## TEXT PROVIDED
= = = = = = =

Reply to  Walter Sobchak
August 17, 2016 11:04 am

Walter,
I was going to make the same comment. Clearly the author failed geography.
I also thought it bs when they claimed that their middle school science teacher knew about anthropogenic greenhouse warming in 1977. I recall learning how the Earth’s atmosphere prevented everything from freezing but nothing about gloom and doom, except for the coming ice age.

Walter Sobchak
Reply to  Jeff Norman
August 17, 2016 3:40 pm

I sort of quit when i got to jumping off the roof into the snow drift.

noaaprogrammer
Reply to  Jeff Norman
August 17, 2016 5:44 pm

In the mid 1970s I wrote computer programs for meteorologists at NOAA and NCAR in Boulder, Colorado. I heard NOTHING about AGW. This writer is simply following the Leftists’ tactic of using words to shape history instead of reporting history.

n.n
August 17, 2016 6:51 am

It’s too hot. It’s too cold. It’s perfectly normal.

n.n
Reply to  n.n
August 17, 2016 6:58 am

I think that due to the Earth’s semi-stable system and relatively short human lifespans, the illusion of living in a literal greenhouse with invariant internal dynamics and isolated from external influences has corrupted the scientific and consensus (e.g. social) perspective.

markopanama
August 17, 2016 7:01 am

I grew up with Sci Am and lamented its passing as a legitimate publication. One person being convinced is exactly the kind un-scientific thinking that science itself was invented to prevent.
But there is a perfectly sound reason why people are getting turned off to the alarmism. If you put rats or people in a cage and randomly deliver electric shocks which they cannot anticipate and over which they have no control, in short order they go mad. In the case of humans being tortured, they will agree to anything at all to stop the madness.

= = = = = = =

## RECORDS PROVIDED
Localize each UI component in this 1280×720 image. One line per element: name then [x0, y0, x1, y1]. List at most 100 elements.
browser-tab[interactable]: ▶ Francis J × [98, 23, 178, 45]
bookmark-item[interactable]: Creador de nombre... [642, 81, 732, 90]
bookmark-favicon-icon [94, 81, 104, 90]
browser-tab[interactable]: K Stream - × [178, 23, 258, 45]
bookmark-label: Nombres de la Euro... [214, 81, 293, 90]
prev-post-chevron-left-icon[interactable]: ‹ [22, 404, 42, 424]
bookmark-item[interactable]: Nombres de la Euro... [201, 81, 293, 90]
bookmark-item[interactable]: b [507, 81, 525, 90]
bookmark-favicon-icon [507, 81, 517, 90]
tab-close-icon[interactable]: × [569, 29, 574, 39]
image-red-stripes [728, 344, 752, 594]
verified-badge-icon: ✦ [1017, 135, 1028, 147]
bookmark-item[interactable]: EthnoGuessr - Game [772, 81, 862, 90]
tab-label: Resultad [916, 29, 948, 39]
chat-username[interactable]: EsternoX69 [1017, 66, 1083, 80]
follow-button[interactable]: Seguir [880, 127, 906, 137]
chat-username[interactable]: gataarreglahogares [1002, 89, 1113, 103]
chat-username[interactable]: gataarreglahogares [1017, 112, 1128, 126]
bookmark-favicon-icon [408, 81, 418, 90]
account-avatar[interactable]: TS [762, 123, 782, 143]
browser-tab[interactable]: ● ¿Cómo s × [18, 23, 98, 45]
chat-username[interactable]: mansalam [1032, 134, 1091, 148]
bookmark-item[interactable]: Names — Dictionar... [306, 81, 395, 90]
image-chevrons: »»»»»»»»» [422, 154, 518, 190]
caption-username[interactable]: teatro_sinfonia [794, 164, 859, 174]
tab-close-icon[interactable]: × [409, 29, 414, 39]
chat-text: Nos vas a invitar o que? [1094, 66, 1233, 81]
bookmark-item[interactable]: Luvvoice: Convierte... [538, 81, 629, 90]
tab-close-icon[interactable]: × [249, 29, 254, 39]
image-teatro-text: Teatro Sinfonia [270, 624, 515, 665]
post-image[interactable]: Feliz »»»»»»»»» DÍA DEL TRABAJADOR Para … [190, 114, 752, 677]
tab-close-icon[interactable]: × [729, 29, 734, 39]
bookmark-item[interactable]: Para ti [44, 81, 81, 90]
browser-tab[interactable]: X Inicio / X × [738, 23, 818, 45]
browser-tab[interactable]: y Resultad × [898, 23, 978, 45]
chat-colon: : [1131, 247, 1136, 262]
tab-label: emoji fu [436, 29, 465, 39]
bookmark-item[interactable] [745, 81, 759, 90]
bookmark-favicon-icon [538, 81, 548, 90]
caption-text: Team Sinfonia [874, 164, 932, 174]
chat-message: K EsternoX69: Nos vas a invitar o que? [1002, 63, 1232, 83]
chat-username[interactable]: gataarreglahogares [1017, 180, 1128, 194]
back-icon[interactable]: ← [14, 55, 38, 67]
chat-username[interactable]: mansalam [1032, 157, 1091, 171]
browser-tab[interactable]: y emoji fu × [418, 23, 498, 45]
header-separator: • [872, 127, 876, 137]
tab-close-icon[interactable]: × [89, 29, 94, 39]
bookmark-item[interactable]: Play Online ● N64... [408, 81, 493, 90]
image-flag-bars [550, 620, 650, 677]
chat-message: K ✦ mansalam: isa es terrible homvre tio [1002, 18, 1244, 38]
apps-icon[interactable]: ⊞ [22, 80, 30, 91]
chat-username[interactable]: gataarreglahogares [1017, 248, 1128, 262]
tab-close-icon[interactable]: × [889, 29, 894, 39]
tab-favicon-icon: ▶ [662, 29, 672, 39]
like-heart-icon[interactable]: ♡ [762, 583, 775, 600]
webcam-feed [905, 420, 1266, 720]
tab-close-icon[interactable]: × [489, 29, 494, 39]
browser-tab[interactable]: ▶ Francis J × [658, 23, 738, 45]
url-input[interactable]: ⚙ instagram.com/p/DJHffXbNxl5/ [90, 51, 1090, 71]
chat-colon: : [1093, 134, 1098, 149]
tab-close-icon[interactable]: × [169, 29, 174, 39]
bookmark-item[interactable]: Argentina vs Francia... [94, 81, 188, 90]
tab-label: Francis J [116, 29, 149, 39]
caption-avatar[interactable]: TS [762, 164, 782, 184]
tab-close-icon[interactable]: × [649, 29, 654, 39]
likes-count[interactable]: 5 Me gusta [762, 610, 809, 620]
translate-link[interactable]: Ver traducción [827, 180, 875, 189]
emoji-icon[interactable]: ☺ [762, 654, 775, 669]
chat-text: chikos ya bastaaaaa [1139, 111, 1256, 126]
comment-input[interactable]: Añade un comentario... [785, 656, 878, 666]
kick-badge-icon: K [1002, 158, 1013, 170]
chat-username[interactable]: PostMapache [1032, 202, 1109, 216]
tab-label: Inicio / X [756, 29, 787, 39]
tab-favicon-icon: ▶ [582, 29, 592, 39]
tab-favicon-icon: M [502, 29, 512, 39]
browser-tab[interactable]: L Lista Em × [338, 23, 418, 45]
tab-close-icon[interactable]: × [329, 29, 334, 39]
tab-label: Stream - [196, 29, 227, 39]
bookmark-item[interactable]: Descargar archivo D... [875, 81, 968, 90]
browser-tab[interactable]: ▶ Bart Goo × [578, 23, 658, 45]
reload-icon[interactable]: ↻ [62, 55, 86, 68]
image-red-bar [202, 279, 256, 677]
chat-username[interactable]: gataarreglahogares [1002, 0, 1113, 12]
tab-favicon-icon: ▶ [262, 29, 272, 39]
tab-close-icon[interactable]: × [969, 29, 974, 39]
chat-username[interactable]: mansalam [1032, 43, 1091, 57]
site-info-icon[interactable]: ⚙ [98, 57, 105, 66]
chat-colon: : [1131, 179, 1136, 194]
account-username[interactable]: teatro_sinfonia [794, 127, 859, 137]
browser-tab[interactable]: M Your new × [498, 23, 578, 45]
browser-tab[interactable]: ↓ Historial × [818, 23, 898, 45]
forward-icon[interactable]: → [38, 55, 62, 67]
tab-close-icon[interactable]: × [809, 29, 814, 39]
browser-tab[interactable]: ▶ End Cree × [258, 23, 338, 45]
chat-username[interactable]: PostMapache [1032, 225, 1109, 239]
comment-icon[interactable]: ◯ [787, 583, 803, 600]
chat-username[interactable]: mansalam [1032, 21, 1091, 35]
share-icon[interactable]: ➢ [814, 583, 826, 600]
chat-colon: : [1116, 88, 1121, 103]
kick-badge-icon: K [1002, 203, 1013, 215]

= = = = = = =

## EXERCISE TASKS
- 1) According to the comment thread, where did noaaprogrammer write computer programs for meteorologists in the mid 1970s?
- 2) Repeat the comment thread between "In the mid 1970s" and "(e.g. social) perspective.", inclusive.
- 3) Write what comes next in the comment thread, picking up after its final sentence.

## TASK RESULTS
- 1) At NOAA and NCAR in Boulder, Colorado.

- 2)
In the mid 1970s I wrote computer programs for meteorologists at NOAA and NCAR in Boulder, Colorado. I heard NOTHING about AGW. This writer is simply following the Leftists’ tactic of using words to shape history instead of reporting history.

n.n
August 17, 2016 6:51 am

It’s too hot. It’s too cold. It’s perfectly normal.

n.n
Reply to  n.n
August 17, 2016 6:58 am

I think that due to the Earth’s semi-stable system and relatively short human lifespans, the illusion of living in a literal greenhouse with invariant internal dynamics and isolated from external influences has corrupted the scientific and consensus (e.g. social) perspective.

- 3)
Against the barrage of scary CAGW stories, individual people are helpless to act effectively and thus to stop the madness instilled by the random fear jolts.
However, as I have experienced many times, people with uninformed fear about AGW relax instantly when presented with even a single verifiable scientific fact negating the fear claims. The sea level rise during the holocene chart, or the ice core temperature charts are excellent for this purpose.
A single verifiable conter-fact can negate thousands of fear messages and inoculate the person against future fear. That is why the fear-mongers (and their money grubber puppet masters), are so afraid of publications like WUWT.

Joel Snider
Reply to  markopanama
August 17, 2016 11:08 am

Science itself is not the least casualty of this entire AGW debacle – almost by itself, AGW, and it’s alarmist proponents, has shattered the credibility of science and scientific institutions for a generation .

JohnWho
August 17, 2016 7:22 am

OMG!
The climate changes and that change affects some people some how!
I never would have guessed that.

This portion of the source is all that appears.